__Texto de origem__.
13.5.12

O que faz uma alma?

(Texto escrito em 1999. Foi um começo como cronista amador (só tinha 22 anos), muitas gralhas, demasiados pontos de exclamação, muita filosofia de ponta, uma escrita demasiado pretensiosa pela qual todos os jovens cronistas gostam de impressionar os outros. Engraçado é que ainda não me envergonho de ter escrito este tipo de lamechices, visto que nunca deixei de ser um cronista amador). 

A cidade acordou triste, remelenta e procurando o sol descobriu que este, envergonhado, escondera-se timidamente atrás dumas núvens cinzentas que se espraiavam pelo céu. Está na hora das pedras da calçada começarem a chorar e benevolamente juntarem as suas lágrimas às que as núvens ameaçam derramar sobre a Terra. Chorar é como chover - ninguém gosta mas é preciso! De vez em quando! Faz bem, porque não pode chover sempre... Nem chorar! Mas faz bem.
É sinal que a Alma está boa de saúde e está pronta a obrigar a puxar as pessoas pelo lenço. Nem que seja por um segundo! Milhares de lágrimas convertem-se num segundo de líquido que escorre pela cara misturando-se com as carnes ruborescidas que teimam em sorrir. Não se pode (nem tem importância) fazer as duas coisas ao mesmo tempo.
Uma alma sozinha é sempre mais chata do que uma alma acompanhada. Mais chato do que estar sozinho é estar triste.
Não conheço nenhuma pessoa que andando sozinha não ande sempre trombuda - com a alma na tromba! Andam sempre com a alma estampada na cara, como aquelas pessoas que vestem Nike. Uma alma é uma «coisa de marca». Pode ter sido inventada por alguém mas somos nós que a usamos. Somos sociáveis mas no minuto em que nos apanhamos a sós, temos uma chata duma alma para nos fazer companhia.

__Entradas__.
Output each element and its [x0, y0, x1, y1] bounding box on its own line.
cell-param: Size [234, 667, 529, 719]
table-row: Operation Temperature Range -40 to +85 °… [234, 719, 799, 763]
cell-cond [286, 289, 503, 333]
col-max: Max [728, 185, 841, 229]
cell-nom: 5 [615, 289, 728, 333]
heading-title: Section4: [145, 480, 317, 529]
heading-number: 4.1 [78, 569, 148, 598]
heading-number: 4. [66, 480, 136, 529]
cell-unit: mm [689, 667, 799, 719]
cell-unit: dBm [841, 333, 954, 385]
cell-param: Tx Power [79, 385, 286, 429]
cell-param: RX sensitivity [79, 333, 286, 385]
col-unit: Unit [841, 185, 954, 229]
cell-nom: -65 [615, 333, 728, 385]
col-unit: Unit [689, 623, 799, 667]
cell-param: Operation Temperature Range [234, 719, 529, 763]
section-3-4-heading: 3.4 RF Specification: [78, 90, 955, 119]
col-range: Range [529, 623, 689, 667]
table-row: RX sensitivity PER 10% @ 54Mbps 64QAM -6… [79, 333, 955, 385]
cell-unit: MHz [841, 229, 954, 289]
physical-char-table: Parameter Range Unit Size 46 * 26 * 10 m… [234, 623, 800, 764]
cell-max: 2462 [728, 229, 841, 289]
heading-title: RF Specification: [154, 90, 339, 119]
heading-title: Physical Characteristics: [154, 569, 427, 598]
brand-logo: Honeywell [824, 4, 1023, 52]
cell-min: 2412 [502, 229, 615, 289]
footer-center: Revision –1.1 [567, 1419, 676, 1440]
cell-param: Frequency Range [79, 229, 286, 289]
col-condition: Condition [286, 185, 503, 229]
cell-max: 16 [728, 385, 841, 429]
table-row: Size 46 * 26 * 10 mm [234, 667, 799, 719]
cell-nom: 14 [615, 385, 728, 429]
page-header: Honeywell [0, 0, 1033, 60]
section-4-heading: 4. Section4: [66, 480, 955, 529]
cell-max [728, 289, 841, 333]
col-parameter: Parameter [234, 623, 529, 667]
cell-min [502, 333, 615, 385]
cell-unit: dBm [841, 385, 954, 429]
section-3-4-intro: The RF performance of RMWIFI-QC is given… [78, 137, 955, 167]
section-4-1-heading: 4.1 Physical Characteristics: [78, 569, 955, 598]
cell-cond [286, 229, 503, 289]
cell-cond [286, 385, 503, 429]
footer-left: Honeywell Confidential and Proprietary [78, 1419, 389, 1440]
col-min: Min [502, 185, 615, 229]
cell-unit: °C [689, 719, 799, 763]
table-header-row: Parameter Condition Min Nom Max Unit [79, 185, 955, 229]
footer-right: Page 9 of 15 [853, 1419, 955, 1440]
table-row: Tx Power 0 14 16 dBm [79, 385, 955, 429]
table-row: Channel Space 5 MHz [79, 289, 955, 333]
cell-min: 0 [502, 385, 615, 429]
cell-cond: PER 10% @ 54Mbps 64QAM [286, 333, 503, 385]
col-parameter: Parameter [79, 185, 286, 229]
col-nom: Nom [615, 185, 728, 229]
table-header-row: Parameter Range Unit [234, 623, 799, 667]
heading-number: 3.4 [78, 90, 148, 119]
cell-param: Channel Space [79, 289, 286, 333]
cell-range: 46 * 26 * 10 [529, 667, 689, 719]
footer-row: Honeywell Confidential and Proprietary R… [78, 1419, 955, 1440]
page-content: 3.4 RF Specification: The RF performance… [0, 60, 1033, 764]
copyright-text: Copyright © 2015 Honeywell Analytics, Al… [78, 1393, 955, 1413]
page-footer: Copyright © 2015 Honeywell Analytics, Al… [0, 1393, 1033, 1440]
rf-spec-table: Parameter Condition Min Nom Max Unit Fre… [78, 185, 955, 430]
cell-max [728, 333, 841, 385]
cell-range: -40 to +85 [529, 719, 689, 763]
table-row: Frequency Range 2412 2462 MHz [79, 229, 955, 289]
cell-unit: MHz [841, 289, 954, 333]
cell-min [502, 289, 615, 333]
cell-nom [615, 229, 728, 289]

__A fazer__.
**A.** Reproduza o trecho da crónica sobre a alma que começa nas palavras "A cidade acordou" e termina depois de "ao mesmo tempo.".
**B.** Que defeitos da escrita de 1999 são enumerados no parêntese inicial da crónica sobre a alma?
**C.** Responda, com base na crónica sobre a alma:
(i) Em que ano foi escrito o texto?
(ii) O que é mais chato do que estar sozinho?
(iii) Com que pessoas são comparados os que andam com a alma estampada na cara?
As entradas não contam para nada do que aqui se pede.

__Respostas por tarefa__.
**A.**
A cidade acordou triste, remelenta e procurando o sol descobriu que este, envergonhado, escondera-se timidamente atrás dumas núvens cinzentas que se espraiavam pelo céu. Está na hora das pedras da calçada começarem a chorar e benevolamente juntarem as suas lágrimas às que as núvens ameaçam derramar sobre a Terra. Chorar é como chover - ninguém gosta mas é preciso! De vez em quando! Faz bem, porque não pode chover sempre... Nem chorar! Mas faz bem.
É sinal que a Alma está boa de saúde e está pronta a obrigar a puxar as pessoas pelo lenço. Nem que seja por um segundo! Milhares de lágrimas convertem-se num segundo de líquido que escorre pela cara misturando-se com as carnes ruborescidas que teimam em sorrir. Não se pode (nem tem importância) fazer as duas coisas ao mesmo tempo.

**B.**
muitas gralhas
demasiados pontos de exclamação
muita filosofia de ponta
uma escrita demasiado pretensiosa

**C.**
(i) Em 1999.
(ii) Estar triste.
(iii) Com aquelas pessoas que vestem Nike.